Every line containing the word "managers" needs to be found and copied.

INPUT =>
* START *
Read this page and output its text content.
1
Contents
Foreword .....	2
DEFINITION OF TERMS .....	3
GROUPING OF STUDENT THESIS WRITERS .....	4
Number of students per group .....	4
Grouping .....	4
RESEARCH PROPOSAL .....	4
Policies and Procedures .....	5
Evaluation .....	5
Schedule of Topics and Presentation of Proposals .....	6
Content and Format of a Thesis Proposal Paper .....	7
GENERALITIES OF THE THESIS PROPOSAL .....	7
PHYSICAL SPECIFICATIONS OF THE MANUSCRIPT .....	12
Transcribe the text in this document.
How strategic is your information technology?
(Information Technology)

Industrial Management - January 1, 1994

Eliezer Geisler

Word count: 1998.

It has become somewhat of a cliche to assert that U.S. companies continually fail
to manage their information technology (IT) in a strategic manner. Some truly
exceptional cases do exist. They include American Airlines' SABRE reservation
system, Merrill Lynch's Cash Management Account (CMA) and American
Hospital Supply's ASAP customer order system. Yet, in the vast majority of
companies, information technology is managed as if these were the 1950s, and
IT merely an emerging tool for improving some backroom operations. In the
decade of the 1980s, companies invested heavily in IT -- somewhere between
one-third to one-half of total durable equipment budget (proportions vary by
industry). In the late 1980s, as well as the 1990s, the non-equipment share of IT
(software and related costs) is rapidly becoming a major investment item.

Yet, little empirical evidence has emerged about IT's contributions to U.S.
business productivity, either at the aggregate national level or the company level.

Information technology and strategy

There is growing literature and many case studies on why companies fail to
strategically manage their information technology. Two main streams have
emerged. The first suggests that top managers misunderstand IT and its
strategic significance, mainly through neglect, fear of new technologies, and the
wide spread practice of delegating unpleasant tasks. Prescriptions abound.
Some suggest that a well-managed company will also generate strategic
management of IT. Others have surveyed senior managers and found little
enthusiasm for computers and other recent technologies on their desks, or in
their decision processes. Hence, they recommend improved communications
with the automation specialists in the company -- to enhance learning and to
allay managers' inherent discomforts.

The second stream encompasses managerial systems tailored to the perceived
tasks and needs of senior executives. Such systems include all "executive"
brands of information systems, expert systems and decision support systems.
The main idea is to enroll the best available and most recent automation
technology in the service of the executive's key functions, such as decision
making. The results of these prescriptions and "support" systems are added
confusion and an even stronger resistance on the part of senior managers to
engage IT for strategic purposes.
* END *
* START *
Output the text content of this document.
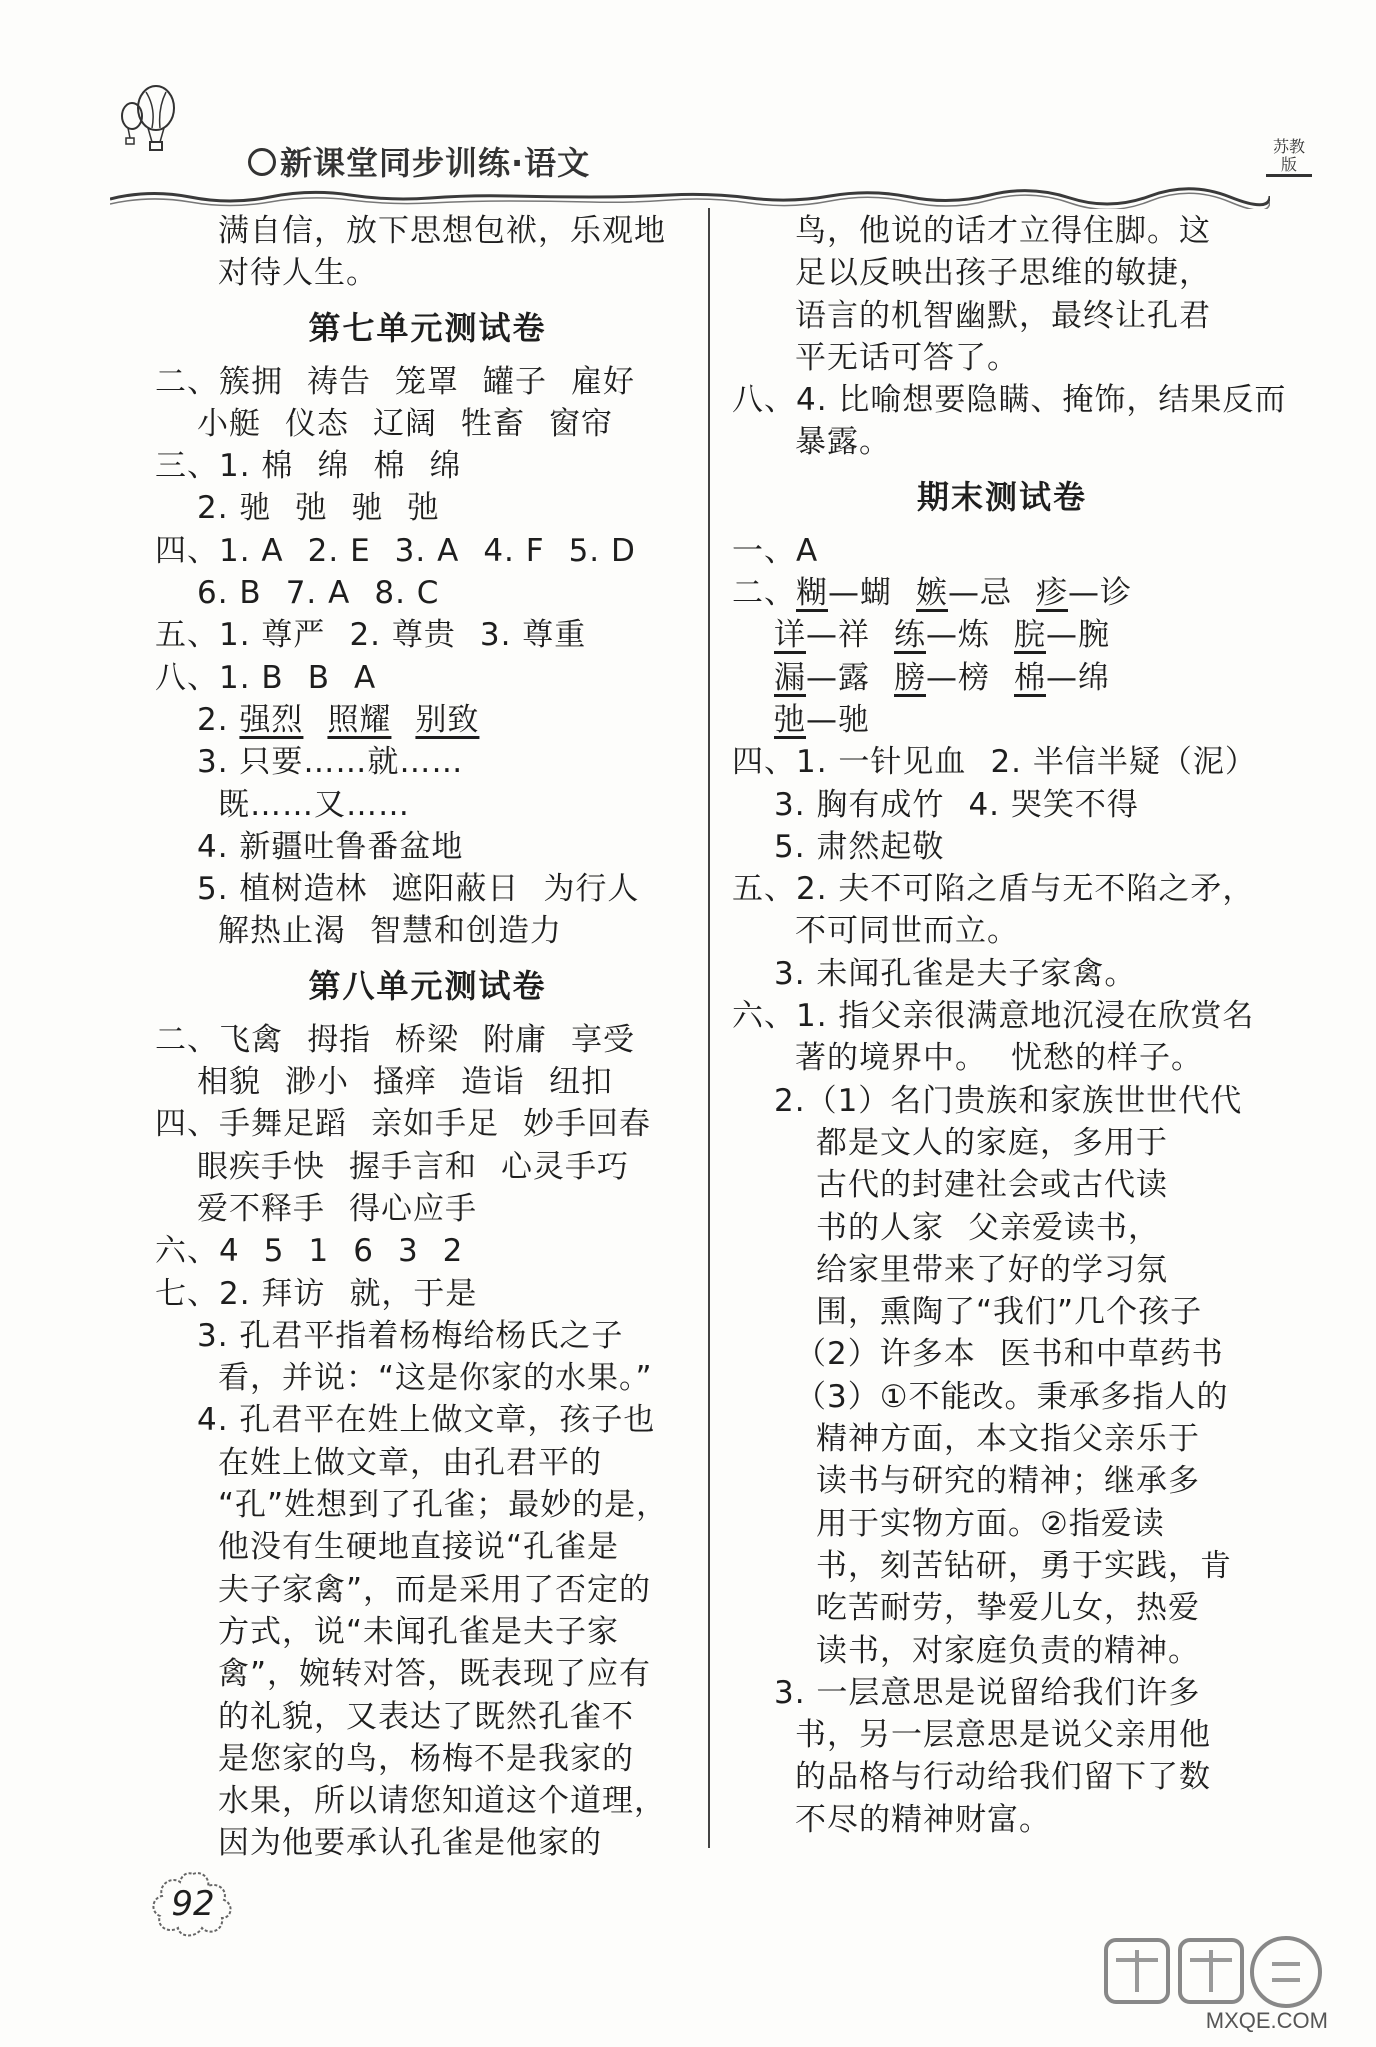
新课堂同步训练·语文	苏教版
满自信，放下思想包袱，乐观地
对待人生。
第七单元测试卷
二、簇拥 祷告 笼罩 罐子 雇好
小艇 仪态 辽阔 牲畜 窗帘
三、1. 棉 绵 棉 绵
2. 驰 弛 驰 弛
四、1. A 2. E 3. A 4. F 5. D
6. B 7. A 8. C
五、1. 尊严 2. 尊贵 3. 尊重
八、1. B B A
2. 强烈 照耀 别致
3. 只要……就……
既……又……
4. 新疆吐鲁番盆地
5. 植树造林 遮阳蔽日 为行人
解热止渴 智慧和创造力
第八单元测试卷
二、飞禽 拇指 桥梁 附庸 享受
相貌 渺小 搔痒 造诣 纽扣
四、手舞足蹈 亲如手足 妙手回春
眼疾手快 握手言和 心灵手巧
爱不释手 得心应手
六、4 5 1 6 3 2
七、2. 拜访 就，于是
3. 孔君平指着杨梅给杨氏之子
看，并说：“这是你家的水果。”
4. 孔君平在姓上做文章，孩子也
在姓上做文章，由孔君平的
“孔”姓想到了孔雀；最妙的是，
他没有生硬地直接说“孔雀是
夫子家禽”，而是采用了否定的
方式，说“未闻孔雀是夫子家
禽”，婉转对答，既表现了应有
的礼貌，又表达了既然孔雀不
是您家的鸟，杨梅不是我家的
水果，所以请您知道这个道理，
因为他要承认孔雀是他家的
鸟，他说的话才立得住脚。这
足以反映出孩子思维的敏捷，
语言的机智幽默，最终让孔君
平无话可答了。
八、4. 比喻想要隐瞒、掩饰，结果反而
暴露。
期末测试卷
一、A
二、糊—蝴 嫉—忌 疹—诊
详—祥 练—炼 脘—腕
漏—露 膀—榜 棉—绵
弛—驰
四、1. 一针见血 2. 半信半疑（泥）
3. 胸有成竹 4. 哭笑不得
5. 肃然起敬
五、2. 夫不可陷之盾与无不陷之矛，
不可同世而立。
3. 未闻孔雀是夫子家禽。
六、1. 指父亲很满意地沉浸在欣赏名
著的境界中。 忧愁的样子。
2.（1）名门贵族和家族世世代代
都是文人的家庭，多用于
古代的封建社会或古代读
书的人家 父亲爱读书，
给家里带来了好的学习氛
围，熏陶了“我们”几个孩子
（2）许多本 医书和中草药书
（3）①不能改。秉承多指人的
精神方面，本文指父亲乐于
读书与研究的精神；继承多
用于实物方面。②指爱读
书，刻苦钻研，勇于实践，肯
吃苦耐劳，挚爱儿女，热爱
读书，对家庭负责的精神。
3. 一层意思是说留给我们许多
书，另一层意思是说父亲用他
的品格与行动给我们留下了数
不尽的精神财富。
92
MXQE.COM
* END *
RESULT =>
emerged. The first suggests that top managers misunderstand IT and its
management of IT. Others have surveyed senior managers and found little
allay managers' inherent discomforts.
confusion and an even stronger resistance on the part of senior managers to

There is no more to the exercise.